(Data entries)
------------------------
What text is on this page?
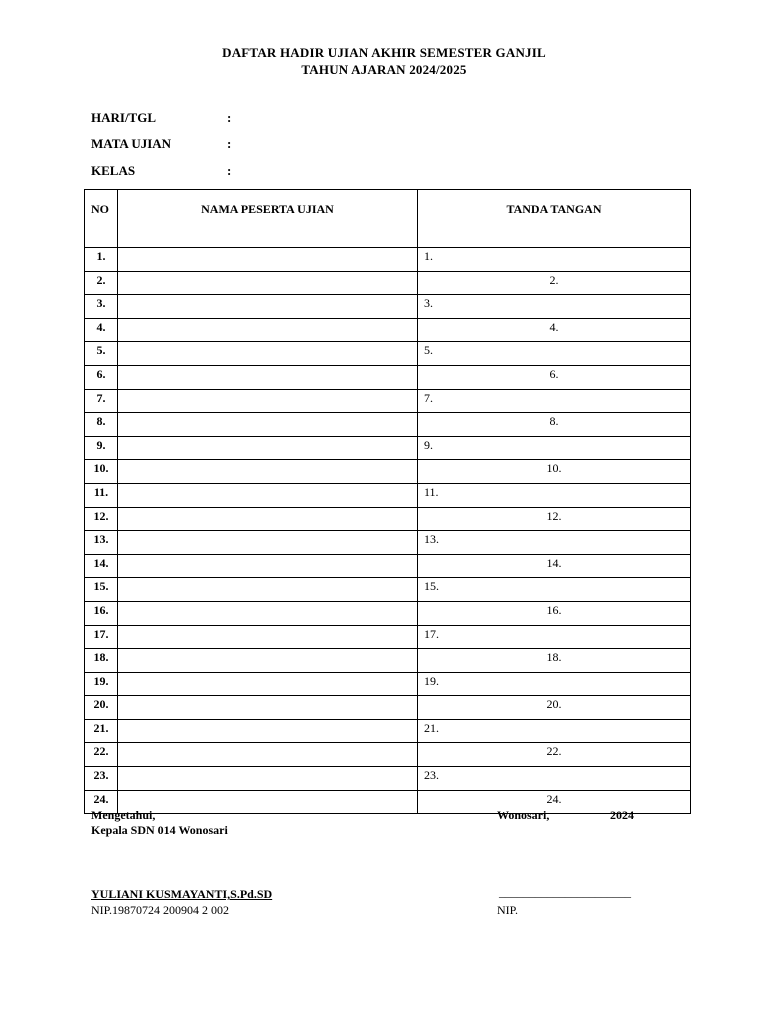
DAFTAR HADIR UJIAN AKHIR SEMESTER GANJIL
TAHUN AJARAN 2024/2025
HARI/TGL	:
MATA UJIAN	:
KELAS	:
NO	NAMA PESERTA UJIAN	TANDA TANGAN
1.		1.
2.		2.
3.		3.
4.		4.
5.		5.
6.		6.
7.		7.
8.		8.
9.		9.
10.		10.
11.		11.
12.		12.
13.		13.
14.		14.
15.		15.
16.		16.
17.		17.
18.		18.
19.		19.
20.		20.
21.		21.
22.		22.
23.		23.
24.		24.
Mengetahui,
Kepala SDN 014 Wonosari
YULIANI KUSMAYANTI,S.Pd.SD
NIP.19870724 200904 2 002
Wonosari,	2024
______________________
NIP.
------------------------
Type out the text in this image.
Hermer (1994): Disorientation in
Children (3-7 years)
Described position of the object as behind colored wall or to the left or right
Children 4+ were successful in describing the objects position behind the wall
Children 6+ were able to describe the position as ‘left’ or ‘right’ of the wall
------------------------
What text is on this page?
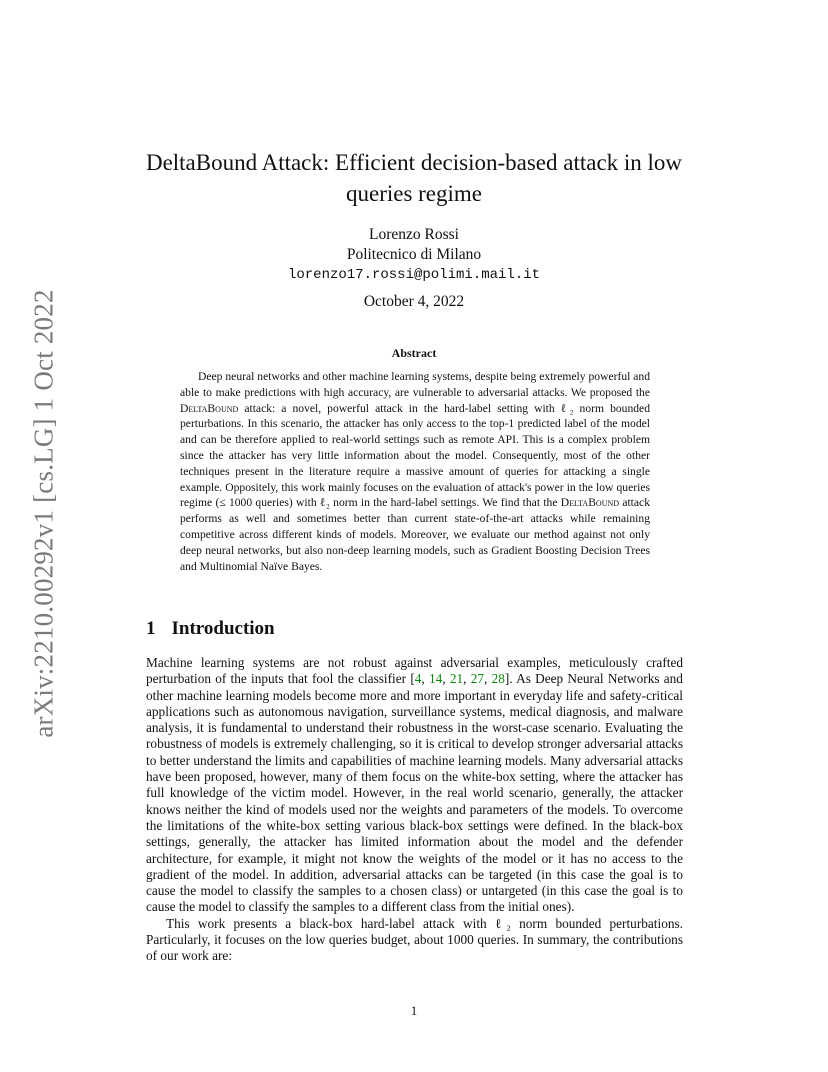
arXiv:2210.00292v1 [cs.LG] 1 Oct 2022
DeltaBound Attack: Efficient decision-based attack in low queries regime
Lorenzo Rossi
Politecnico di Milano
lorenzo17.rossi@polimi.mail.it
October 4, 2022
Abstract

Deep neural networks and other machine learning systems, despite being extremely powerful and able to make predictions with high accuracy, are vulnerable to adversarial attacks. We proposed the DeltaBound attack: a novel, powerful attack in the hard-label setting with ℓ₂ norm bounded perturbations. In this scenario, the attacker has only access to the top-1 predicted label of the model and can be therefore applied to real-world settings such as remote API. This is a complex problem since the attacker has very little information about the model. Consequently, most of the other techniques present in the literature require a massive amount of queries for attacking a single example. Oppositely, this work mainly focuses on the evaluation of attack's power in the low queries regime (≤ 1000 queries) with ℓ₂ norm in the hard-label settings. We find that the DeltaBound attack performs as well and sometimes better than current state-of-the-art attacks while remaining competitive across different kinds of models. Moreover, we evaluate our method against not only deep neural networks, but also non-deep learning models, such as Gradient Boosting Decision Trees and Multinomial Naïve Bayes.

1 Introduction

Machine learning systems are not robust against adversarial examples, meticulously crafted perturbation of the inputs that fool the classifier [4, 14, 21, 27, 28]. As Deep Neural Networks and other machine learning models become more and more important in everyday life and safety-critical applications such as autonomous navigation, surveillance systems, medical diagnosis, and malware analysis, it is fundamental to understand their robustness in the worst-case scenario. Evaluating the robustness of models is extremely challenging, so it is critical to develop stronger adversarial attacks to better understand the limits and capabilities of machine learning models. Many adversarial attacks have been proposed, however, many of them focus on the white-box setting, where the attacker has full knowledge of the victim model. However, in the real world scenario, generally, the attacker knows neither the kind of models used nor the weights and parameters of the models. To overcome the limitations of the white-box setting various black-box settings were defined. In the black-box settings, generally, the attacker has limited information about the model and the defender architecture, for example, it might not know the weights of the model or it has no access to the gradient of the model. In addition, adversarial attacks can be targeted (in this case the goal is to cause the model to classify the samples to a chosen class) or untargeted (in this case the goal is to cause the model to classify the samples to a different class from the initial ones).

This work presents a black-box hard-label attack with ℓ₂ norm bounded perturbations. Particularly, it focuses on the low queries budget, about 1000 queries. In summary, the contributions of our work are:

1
------------------------
From the material above, copy each line that includes the word "UJIAN".

# RESULT OF THIS TASK:
DAFTAR HADIR UJIAN AKHIR SEMESTER GANJIL
MATA UJIAN	:
NO	NAMA PESERTA UJIAN	TANDA TANGAN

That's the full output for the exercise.